* Given task *
Would you write out the entries below, every one of them, exactly?

____ Extracted data

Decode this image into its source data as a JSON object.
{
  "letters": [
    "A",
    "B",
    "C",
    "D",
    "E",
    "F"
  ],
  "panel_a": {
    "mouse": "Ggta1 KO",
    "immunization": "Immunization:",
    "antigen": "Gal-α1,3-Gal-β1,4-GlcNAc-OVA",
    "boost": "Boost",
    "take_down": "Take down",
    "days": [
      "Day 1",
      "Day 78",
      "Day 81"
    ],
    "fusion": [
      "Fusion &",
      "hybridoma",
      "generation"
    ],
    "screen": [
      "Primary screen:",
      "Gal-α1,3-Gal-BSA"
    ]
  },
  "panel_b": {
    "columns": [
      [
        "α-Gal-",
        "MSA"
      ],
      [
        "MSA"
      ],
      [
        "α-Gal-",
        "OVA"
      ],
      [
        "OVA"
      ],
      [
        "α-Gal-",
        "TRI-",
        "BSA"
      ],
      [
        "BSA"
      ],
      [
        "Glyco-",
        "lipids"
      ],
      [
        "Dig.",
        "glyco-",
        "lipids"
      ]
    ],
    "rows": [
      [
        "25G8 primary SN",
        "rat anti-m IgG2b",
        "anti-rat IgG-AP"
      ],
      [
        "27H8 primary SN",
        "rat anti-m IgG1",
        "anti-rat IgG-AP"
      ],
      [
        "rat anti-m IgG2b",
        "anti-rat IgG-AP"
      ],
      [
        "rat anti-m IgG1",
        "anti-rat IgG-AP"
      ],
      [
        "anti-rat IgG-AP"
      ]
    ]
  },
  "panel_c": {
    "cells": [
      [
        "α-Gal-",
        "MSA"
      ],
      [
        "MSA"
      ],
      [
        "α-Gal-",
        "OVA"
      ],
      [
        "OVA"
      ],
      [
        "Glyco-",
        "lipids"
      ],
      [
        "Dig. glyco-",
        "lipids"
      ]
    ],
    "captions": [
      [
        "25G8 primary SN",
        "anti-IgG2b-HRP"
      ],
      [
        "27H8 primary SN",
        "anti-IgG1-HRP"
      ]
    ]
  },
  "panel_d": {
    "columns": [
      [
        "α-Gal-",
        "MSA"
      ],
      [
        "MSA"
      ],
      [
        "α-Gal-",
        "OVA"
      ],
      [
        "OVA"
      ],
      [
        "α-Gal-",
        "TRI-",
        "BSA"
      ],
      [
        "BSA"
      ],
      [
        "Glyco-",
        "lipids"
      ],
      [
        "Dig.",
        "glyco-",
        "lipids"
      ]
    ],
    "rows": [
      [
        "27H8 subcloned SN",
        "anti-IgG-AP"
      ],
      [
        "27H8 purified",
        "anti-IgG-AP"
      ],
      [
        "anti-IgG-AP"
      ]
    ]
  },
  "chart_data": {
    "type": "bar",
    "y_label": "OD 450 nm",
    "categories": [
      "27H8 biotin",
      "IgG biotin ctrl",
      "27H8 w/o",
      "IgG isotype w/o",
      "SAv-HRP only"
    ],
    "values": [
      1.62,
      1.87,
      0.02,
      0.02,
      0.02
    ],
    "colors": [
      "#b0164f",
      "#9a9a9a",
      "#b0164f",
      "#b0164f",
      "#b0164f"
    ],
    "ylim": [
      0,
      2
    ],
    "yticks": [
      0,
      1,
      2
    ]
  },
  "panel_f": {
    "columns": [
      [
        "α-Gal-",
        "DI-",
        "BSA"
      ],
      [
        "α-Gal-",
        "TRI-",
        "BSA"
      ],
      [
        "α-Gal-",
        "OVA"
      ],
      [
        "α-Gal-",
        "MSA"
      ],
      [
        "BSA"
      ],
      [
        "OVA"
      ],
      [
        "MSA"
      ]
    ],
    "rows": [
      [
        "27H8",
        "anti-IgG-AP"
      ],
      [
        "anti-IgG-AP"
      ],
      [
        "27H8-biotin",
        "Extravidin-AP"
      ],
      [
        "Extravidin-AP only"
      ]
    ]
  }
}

________

* Task answer *
Decode this image into its source data as a JSON object.
{
  "letters": [
    "A",
    "B",
    "C",
    "D",
    "E",
    "F"
  ],
  "panel_a": {
    "mouse": "Ggta1 KO",
    "immunization": "Immunization:",
    "antigen": "Gal-α1,3-Gal-β1,4-GlcNAc-OVA",
    "boost": "Boost",
    "take_down": "Take down",
    "days": [
      "Day 1",
      "Day 78",
      "Day 81"
    ],
    "fusion": [
      "Fusion &",
      "hybridoma",
      "generation"
    ],
    "screen": [
      "Primary screen:",
      "Gal-α1,3-Gal-BSA"
    ]
  },
  "panel_b": {
    "columns": [
      [
        "α-Gal-",
        "MSA"
      ],
      [
        "MSA"
      ],
      [
        "α-Gal-",
        "OVA"
      ],
      [
        "OVA"
      ],
      [
        "α-Gal-",
        "TRI-",
        "BSA"
      ],
      [
        "BSA"
      ],
      [
        "Glyco-",
        "lipids"
      ],
      [
        "Dig.",
        "glyco-",
        "lipids"
      ]
    ],
    "rows": [
      [
        "25G8 primary SN",
        "rat anti-m IgG2b",
        "anti-rat IgG-AP"
      ],
      [
        "27H8 primary SN",
        "rat anti-m IgG1",
        "anti-rat IgG-AP"
      ],
      [
        "rat anti-m IgG2b",
        "anti-rat IgG-AP"
      ],
      [
        "rat anti-m IgG1",
        "anti-rat IgG-AP"
      ],
      [
        "anti-rat IgG-AP"
      ]
    ]
  },
  "panel_c": {
    "cells": [
      [
        "α-Gal-",
        "MSA"
      ],
      [
        "MSA"
      ],
      [
        "α-Gal-",
        "OVA"
      ],
      [
        "OVA"
      ],
      [
        "Glyco-",
        "lipids"
      ],
      [
        "Dig. glyco-",
        "lipids"
      ]
    ],
    "captions": [
      [
        "25G8 primary SN",
        "anti-IgG2b-HRP"
      ],
      [
        "27H8 primary SN",
        "anti-IgG1-HRP"
      ]
    ]
  },
  "panel_d": {
    "columns": [
      [
        "α-Gal-",
        "MSA"
      ],
      [
        "MSA"
      ],
      [
        "α-Gal-",
        "OVA"
      ],
      [
        "OVA"
      ],
      [
        "α-Gal-",
        "TRI-",
        "BSA"
      ],
      [
        "BSA"
      ],
      [
        "Glyco-",
        "lipids"
      ],
      [
        "Dig.",
        "glyco-",
        "lipids"
      ]
    ],
    "rows": [
      [
        "27H8 subcloned SN",
        "anti-IgG-AP"
      ],
      [
        "27H8 purified",
        "anti-IgG-AP"
      ],
      [
        "anti-IgG-AP"
      ]
    ]
  },
  "chart_data": {
    "type": "bar",
    "y_label": "OD 450 nm",
    "categories": [
      "27H8 biotin",
      "IgG biotin ctrl",
      "27H8 w/o",
      "IgG isotype w/o",
      "SAv-HRP only"
    ],
    "values": [
      1.62,
      1.87,
      0.02,
      0.02,
      0.02
    ],
    "colors": [
      "#b0164f",
      "#9a9a9a",
      "#b0164f",
      "#b0164f",
      "#b0164f"
    ],
    "ylim": [
      0,
      2
    ],
    "yticks": [
      0,
      1,
      2
    ]
  },
  "panel_f": {
    "columns": [
      [
        "α-Gal-",
        "DI-",
        "BSA"
      ],
      [
        "α-Gal-",
        "TRI-",
        "BSA"
      ],
      [
        "α-Gal-",
        "OVA"
      ],
      [
        "α-Gal-",
        "MSA"
      ],
      [
        "BSA"
      ],
      [
        "OVA"
      ],
      [
        "MSA"
      ]
    ],
    "rows": [
      [
        "27H8",
        "anti-IgG-AP"
      ],
      [
        "anti-IgG-AP"
      ],
      [
        "27H8-biotin",
        "Extravidin-AP"
      ],
      [
        "Extravidin-AP only"
      ]
    ]
  }
}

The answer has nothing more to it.